▸ Aim: Copy the data exactly; pictures stay out of the copy.

▸ Materials provided:
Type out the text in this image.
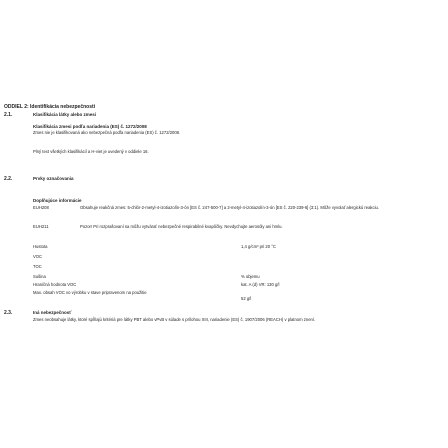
ODDIEL 2: Identifikácia nebezpečnosti
2.1.	Klasifikácia látky alebo zmesi
Klasifikácia zmesi podľa nariadenia (ES) č. 1272/2008
Zmes nie je klasifikovaná ako nebezpečná podľa nariadenia (ES) č. 1272/2008.
Plný text všetkých klasifikácií a H-viet je uvedený v oddiele 16.
2.2.	Prvky označovania
Doplňujúce informácie
EUH208	Obsahuje reakčná zmes: 5-chlór-2-metyl-4-izotiazolín-3-ón [ES č. 247-500-7] a 2-metyl-4-izotiazolín-3-ón [ES č. 220-239-6] (3:1). Môže vyvolať alergickú reakciu.
EUH211	Pozor! Pri rozprašovaní sa môžu vytvárať nebezpečné respirabilné kvapôčky. Nevdychujte aerosóly ani hmlu.
Hustota	1,4 g/cm³ pri 20 °C
VOC
TOC
Sušina	% objemu
Hraničná hodnota VOC	kat. A (d) VR: 130 g/l
Max. obsah VOC vo výrobku v stave pripravenom na použitie
52 g/l
2.3.	Iná nebezpečnosť
Zmes neobsahuje látky, ktoré spĺňajú kritériá pre látky PBT alebo vPvB v súlade s prílohou XIII, nariadenie (ES) č. 1907/2006 (REACH) v platnom znení.
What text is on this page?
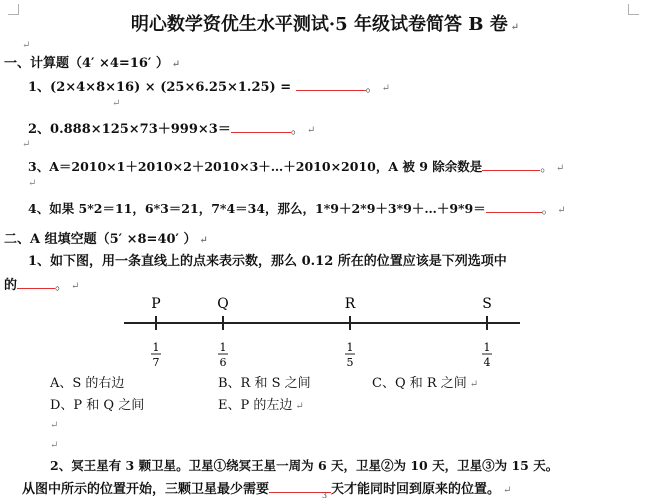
明心数学资优生水平测试·5 年级试卷简答 B 卷 ↵
↵
一、计算题（4′ ×4=16′ ） ↵
1、(2×4×8×16) × (25×6.25×1.25) =	。 ↵
↵
2、0.888×125×73＋999×3＝	。 ↵
↵
3、A＝2010×1＋2010×2＋2010×3＋…＋2010×2010，A 被 9 除余数是	。 ↵
↵
4、如果 5*2＝11，6*3＝21，7*4＝34，那么，1*9＋2*9＋3*9＋…＋9*9＝	。 ↵
二、A 组填空题（5′ ×8=40′ ） ↵
1、如下图，用一条直线上的点来表示数，那么 0.12 所在的位置应该是下列选项中
的	。 ↵
P
1
7
Q
1
6
R
1
5
S
1
4
A、S 的右边	B、R 和 S 之间	C、Q 和 R 之间 ↵
D、P 和 Q 之间	E、P 的左边 ↵
↵
↵
2、冥王星有 3 颗卫星。卫星①绕冥王星一周为 6 天，卫星②为 10 天，卫星③为 15 天。
从图中所示的位置开始，三颗卫星最少需要	天才能同时回到原来的位置。 ↵
3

▸ The completed task:
Type out the text in this image.
ODDIEL 2: Identifikácia nebezpečnosti
2.1.	Klasifikácia látky alebo zmesi
Klasifikácia zmesi podľa nariadenia (ES) č. 1272/2008
Zmes nie je klasifikovaná ako nebezpečná podľa nariadenia (ES) č. 1272/2008.
Plný text všetkých klasifikácií a H-viet je uvedený v oddiele 16.
2.2.	Prvky označovania
Doplňujúce informácie
EUH208	Obsahuje reakčná zmes: 5-chlór-2-metyl-4-izotiazolín-3-ón [ES č. 247-500-7] a 2-metyl-4-izotiazolín-3-ón [ES č. 220-239-6] (3:1). Môže vyvolať alergickú reakciu.
EUH211	Pozor! Pri rozprašovaní sa môžu vytvárať nebezpečné respirabilné kvapôčky. Nevdychujte aerosóly ani hmlu.
Hustota	1,4 g/cm³ pri 20 °C
VOC
TOC
Sušina	% objemu
Hraničná hodnota VOC	kat. A (d) VR: 130 g/l
Max. obsah VOC vo výrobku v stave pripravenom na použitie
52 g/l
2.3.	Iná nebezpečnosť
Zmes neobsahuje látky, ktoré spĺňajú kritériá pre látky PBT alebo vPvB v súlade s prílohou XIII, nariadenie (ES) č. 1907/2006 (REACH) v platnom znení.
What text is on this page?
明心数学资优生水平测试·5 年级试卷简答 B 卷 ↵
↵
一、计算题（4′ ×4=16′ ） ↵
1、(2×4×8×16) × (25×6.25×1.25) =	。 ↵
↵
2、0.888×125×73＋999×3＝	。 ↵
↵
3、A＝2010×1＋2010×2＋2010×3＋…＋2010×2010，A 被 9 除余数是	。 ↵
↵
4、如果 5*2＝11，6*3＝21，7*4＝34，那么，1*9＋2*9＋3*9＋…＋9*9＝	。 ↵
二、A 组填空题（5′ ×8=40′ ） ↵
1、如下图，用一条直线上的点来表示数，那么 0.12 所在的位置应该是下列选项中
的	。 ↵
P
1
7
Q
1
6
R
1
5
S
1
4
A、S 的右边	B、R 和 S 之间	C、Q 和 R 之间 ↵
D、P 和 Q 之间	E、P 的左边 ↵
↵
↵
2、冥王星有 3 颗卫星。卫星①绕冥王星一周为 6 天，卫星②为 10 天，卫星③为 15 天。
从图中所示的位置开始，三颗卫星最少需要	天才能同时回到原来的位置。 ↵
3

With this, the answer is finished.